(Extracted records)
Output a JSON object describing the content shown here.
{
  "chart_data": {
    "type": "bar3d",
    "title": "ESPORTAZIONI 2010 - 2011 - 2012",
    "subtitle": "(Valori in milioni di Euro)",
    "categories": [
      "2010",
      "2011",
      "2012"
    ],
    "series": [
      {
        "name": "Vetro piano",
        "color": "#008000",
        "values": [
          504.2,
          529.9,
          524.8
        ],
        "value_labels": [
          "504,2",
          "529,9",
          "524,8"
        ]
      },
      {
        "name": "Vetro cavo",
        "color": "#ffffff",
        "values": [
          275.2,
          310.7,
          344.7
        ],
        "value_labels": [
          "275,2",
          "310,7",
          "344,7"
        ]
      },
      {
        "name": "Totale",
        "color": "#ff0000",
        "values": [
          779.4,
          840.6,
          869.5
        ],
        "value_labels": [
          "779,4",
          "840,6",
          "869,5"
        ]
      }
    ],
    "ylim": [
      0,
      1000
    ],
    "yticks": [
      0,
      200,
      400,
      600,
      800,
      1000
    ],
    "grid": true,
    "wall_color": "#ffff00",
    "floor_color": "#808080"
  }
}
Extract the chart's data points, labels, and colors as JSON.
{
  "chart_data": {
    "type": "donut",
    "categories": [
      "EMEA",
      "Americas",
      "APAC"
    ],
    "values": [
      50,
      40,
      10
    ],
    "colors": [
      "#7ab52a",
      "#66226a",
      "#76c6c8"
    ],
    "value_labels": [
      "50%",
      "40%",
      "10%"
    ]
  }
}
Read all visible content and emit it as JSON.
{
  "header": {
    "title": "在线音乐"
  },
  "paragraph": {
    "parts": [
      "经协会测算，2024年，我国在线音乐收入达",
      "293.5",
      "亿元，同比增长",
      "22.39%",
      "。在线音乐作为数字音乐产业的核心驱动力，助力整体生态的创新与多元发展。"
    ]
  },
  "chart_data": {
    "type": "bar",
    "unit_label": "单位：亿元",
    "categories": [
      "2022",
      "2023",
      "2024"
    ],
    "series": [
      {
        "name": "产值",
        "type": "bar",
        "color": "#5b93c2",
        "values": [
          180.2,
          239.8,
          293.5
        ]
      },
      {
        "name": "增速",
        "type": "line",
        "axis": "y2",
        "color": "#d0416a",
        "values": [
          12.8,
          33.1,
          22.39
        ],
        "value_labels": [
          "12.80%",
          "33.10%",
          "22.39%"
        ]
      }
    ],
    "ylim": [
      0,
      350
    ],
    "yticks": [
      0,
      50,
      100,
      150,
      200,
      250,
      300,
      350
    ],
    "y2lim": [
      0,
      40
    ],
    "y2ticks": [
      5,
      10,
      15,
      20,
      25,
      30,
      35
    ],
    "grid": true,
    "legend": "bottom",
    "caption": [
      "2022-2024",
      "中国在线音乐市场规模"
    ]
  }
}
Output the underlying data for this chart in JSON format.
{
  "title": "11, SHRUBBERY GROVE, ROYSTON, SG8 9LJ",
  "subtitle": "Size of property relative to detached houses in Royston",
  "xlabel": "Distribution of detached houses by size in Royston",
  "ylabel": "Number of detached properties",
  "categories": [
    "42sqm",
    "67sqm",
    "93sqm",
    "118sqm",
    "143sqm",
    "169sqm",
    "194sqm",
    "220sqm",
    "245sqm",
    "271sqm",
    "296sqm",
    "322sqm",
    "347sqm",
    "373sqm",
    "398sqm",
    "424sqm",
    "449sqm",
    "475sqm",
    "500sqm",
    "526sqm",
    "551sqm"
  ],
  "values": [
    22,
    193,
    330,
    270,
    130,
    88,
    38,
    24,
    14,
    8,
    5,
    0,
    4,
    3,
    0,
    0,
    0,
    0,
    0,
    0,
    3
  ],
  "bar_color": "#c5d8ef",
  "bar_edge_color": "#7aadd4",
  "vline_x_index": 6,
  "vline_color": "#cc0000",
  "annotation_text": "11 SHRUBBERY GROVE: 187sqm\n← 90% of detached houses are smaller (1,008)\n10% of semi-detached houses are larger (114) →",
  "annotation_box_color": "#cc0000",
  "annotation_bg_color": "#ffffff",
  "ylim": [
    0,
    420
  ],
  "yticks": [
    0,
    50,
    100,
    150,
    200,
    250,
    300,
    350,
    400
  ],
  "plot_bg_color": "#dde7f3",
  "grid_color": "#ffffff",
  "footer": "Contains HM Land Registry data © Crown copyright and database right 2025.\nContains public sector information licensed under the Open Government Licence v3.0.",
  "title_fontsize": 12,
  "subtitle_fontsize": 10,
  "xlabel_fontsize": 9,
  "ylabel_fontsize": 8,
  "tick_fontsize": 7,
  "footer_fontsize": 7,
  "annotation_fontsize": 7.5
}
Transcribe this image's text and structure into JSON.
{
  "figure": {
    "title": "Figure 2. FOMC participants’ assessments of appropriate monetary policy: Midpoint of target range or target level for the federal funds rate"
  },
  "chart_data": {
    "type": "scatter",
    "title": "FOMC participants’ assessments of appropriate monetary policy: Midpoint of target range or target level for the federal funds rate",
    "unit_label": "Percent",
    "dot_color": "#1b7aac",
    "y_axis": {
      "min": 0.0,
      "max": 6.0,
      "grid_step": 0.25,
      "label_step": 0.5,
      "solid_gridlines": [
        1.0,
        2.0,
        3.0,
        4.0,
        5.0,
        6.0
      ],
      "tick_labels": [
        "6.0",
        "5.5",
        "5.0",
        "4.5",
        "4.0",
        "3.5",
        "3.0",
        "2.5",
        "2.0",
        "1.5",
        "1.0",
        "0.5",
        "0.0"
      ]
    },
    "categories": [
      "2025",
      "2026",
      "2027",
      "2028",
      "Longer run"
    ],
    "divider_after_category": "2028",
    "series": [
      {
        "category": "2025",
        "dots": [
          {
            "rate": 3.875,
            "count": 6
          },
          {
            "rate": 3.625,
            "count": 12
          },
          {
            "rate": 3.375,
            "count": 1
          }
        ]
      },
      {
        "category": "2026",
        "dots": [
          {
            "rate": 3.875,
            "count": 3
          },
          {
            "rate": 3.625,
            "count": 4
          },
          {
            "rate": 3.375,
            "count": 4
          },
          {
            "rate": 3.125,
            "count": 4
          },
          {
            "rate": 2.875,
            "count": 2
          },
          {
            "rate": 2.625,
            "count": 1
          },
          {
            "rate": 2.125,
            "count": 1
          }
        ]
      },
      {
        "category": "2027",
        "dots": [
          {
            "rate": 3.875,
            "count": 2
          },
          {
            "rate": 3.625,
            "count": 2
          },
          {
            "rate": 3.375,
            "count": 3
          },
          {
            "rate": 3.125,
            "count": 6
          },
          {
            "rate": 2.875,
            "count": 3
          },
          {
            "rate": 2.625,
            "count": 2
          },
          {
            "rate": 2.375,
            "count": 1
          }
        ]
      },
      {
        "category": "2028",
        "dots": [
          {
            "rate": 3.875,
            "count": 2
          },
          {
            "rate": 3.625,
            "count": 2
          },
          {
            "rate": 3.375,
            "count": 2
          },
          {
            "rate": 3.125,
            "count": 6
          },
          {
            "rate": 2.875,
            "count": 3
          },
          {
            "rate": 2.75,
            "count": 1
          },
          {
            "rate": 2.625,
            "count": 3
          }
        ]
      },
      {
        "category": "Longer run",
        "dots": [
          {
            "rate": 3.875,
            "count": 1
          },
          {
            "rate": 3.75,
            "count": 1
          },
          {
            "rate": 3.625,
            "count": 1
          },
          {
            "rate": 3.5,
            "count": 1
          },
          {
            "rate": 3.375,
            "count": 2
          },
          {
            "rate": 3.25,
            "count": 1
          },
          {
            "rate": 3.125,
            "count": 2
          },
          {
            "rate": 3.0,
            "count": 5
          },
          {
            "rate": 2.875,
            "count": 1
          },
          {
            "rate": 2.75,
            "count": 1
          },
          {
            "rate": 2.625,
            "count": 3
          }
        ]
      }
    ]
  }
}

Exercise objective = Give the number of lines where the string "level" occurs, without any further text.

Written response = 2